### [INPUT]

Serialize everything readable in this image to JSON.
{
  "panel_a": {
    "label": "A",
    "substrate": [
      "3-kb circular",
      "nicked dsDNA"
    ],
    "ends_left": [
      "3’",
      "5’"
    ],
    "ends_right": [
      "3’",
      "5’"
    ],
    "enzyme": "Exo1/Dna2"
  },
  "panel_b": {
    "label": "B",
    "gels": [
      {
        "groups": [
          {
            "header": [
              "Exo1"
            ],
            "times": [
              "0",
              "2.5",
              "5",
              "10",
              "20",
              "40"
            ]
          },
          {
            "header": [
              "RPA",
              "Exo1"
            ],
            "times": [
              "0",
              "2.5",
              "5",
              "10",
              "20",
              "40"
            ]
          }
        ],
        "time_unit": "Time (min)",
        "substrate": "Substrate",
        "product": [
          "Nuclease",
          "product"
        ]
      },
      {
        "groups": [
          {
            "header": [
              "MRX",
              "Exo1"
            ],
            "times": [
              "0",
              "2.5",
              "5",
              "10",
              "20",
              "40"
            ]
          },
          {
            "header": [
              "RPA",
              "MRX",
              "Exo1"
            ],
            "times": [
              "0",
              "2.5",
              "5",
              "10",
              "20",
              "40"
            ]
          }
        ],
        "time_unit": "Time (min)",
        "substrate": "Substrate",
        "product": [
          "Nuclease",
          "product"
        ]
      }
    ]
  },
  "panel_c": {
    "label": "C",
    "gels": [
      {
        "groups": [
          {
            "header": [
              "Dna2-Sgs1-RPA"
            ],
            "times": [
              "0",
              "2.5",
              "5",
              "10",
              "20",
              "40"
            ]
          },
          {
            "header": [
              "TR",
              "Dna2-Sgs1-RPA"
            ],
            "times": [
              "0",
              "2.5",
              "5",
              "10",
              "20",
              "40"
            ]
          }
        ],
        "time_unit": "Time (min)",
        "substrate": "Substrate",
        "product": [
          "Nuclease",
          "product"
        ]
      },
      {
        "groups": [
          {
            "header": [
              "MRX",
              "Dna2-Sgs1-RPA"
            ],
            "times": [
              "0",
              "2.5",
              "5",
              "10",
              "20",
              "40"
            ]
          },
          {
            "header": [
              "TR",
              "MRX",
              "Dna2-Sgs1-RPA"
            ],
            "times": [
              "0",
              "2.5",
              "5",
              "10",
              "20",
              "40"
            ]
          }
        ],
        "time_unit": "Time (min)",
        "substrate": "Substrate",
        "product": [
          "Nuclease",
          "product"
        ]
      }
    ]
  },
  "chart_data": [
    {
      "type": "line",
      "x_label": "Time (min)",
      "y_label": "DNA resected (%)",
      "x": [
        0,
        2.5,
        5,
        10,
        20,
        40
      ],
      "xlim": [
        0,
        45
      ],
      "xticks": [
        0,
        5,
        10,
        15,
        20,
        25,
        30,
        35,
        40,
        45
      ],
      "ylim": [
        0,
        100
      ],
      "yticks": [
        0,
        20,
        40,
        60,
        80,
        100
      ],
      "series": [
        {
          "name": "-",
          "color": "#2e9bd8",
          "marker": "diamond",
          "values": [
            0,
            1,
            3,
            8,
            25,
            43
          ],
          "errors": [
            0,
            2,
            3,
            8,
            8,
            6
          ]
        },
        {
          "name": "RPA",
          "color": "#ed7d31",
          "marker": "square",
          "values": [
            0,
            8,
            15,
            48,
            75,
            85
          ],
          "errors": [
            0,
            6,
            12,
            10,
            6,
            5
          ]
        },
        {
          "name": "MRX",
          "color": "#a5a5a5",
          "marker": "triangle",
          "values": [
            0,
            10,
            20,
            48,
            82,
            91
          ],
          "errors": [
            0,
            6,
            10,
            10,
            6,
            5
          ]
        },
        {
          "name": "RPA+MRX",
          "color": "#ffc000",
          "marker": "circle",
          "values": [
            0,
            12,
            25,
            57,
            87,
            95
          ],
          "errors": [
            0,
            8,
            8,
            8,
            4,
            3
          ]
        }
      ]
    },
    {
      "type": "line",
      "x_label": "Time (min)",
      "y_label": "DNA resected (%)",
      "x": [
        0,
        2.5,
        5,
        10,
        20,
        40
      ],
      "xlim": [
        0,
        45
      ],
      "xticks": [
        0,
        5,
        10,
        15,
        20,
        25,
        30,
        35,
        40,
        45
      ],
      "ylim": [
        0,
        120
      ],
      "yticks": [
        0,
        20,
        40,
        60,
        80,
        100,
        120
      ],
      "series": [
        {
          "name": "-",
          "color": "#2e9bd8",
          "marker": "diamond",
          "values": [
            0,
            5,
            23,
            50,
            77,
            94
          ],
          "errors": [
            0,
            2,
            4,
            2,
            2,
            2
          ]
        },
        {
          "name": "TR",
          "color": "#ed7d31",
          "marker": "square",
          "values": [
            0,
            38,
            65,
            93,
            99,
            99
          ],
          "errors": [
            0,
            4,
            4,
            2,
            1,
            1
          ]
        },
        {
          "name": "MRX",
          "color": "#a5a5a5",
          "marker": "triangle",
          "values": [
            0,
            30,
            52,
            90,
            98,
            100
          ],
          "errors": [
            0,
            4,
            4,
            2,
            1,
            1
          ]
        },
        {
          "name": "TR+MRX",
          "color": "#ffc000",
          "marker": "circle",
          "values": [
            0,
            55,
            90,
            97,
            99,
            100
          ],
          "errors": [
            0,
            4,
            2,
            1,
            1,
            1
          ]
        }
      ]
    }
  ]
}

### [WHAT THE TASK REQUIRES]
Each line of the data must be written out exactly as it appears.

### [RESULT]
Serialize everything readable in this image to JSON.
{
  "panel_a": {
    "label": "A",
    "substrate": [
      "3-kb circular",
      "nicked dsDNA"
    ],
    "ends_left": [
      "3’",
      "5’"
    ],
    "ends_right": [
      "3’",
      "5’"
    ],
    "enzyme": "Exo1/Dna2"
  },
  "panel_b": {
    "label": "B",
    "gels": [
      {
        "groups": [
          {
            "header": [
              "Exo1"
            ],
            "times": [
              "0",
              "2.5",
              "5",
              "10",
              "20",
              "40"
            ]
          },
          {
            "header": [
              "RPA",
              "Exo1"
            ],
            "times": [
              "0",
              "2.5",
              "5",
              "10",
              "20",
              "40"
            ]
          }
        ],
        "time_unit": "Time (min)",
        "substrate": "Substrate",
        "product": [
          "Nuclease",
          "product"
        ]
      },
      {
        "groups": [
          {
            "header": [
              "MRX",
              "Exo1"
            ],
            "times": [
              "0",
              "2.5",
              "5",
              "10",
              "20",
              "40"
            ]
          },
          {
            "header": [
              "RPA",
              "MRX",
              "Exo1"
            ],
            "times": [
              "0",
              "2.5",
              "5",
              "10",
              "20",
              "40"
            ]
          }
        ],
        "time_unit": "Time (min)",
        "substrate": "Substrate",
        "product": [
          "Nuclease",
          "product"
        ]
      }
    ]
  },
  "panel_c": {
    "label": "C",
    "gels": [
      {
        "groups": [
          {
            "header": [
              "Dna2-Sgs1-RPA"
            ],
            "times": [
              "0",
              "2.5",
              "5",
              "10",
              "20",
              "40"
            ]
          },
          {
            "header": [
              "TR",
              "Dna2-Sgs1-RPA"
            ],
            "times": [
              "0",
              "2.5",
              "5",
              "10",
              "20",
              "40"
            ]
          }
        ],
        "time_unit": "Time (min)",
        "substrate": "Substrate",
        "product": [
          "Nuclease",
          "product"
        ]
      },
      {
        "groups": [
          {
            "header": [
              "MRX",
              "Dna2-Sgs1-RPA"
            ],
            "times": [
              "0",
              "2.5",
              "5",
              "10",
              "20",
              "40"
            ]
          },
          {
            "header": [
              "TR",
              "MRX",
              "Dna2-Sgs1-RPA"
            ],
            "times": [
              "0",
              "2.5",
              "5",
              "10",
              "20",
              "40"
            ]
          }
        ],
        "time_unit": "Time (min)",
        "substrate": "Substrate",
        "product": [
          "Nuclease",
          "product"
        ]
      }
    ]
  },
  "chart_data": [
    {
      "type": "line",
      "x_label": "Time (min)",
      "y_label": "DNA resected (%)",
      "x": [
        0,
        2.5,
        5,
        10,
        20,
        40
      ],
      "xlim": [
        0,
        45
      ],
      "xticks": [
        0,
        5,
        10,
        15,
        20,
        25,
        30,
        35,
        40,
        45
      ],
      "ylim": [
        0,
        100
      ],
      "yticks": [
        0,
        20,
        40,
        60,
        80,
        100
      ],
      "series": [
        {
          "name": "-",
          "color": "#2e9bd8",
          "marker": "diamond",
          "values": [
            0,
            1,
            3,
            8,
            25,
            43
          ],
          "errors": [
            0,
            2,
            3,
            8,
            8,
            6
          ]
        },
        {
          "name": "RPA",
          "color": "#ed7d31",
          "marker": "square",
          "values": [
            0,
            8,
            15,
            48,
            75,
            85
          ],
          "errors": [
            0,
            6,
            12,
            10,
            6,
            5
          ]
        },
        {
          "name": "MRX",
          "color": "#a5a5a5",
          "marker": "triangle",
          "values": [
            0,
            10,
            20,
            48,
            82,
            91
          ],
          "errors": [
            0,
            6,
            10,
            10,
            6,
            5
          ]
        },
        {
          "name": "RPA+MRX",
          "color": "#ffc000",
          "marker": "circle",
          "values": [
            0,
            12,
            25,
            57,
            87,
            95
          ],
          "errors": [
            0,
            8,
            8,
            8,
            4,
            3
          ]
        }
      ]
    },
    {
      "type": "line",
      "x_label": "Time (min)",
      "y_label": "DNA resected (%)",
      "x": [
        0,
        2.5,
        5,
        10,
        20,
        40
      ],
      "xlim": [
        0,
        45
      ],
      "xticks": [
        0,
        5,
        10,
        15,
        20,
        25,
        30,
        35,
        40,
        45
      ],
      "ylim": [
        0,
        120
      ],
      "yticks": [
        0,
        20,
        40,
        60,
        80,
        100,
        120
      ],
      "series": [
        {
          "name": "-",
          "color": "#2e9bd8",
          "marker": "diamond",
          "values": [
            0,
            5,
            23,
            50,
            77,
            94
          ],
          "errors": [
            0,
            2,
            4,
            2,
            2,
            2
          ]
        },
        {
          "name": "TR",
          "color": "#ed7d31",
          "marker": "square",
          "values": [
            0,
            38,
            65,
            93,
            99,
            99
          ],
          "errors": [
            0,
            4,
            4,
            2,
            1,
            1
          ]
        },
        {
          "name": "MRX",
          "color": "#a5a5a5",
          "marker": "triangle",
          "values": [
            0,
            30,
            52,
            90,
            98,
            100
          ],
          "errors": [
            0,
            4,
            4,
            2,
            1,
            1
          ]
        },
        {
          "name": "TR+MRX",
          "color": "#ffc000",
          "marker": "circle",
          "values": [
            0,
            55,
            90,
            97,
            99,
            100
          ],
          "errors": [
            0,
            4,
            2,
            1,
            1,
            1
          ]
        }
      ]
    }
  ]
}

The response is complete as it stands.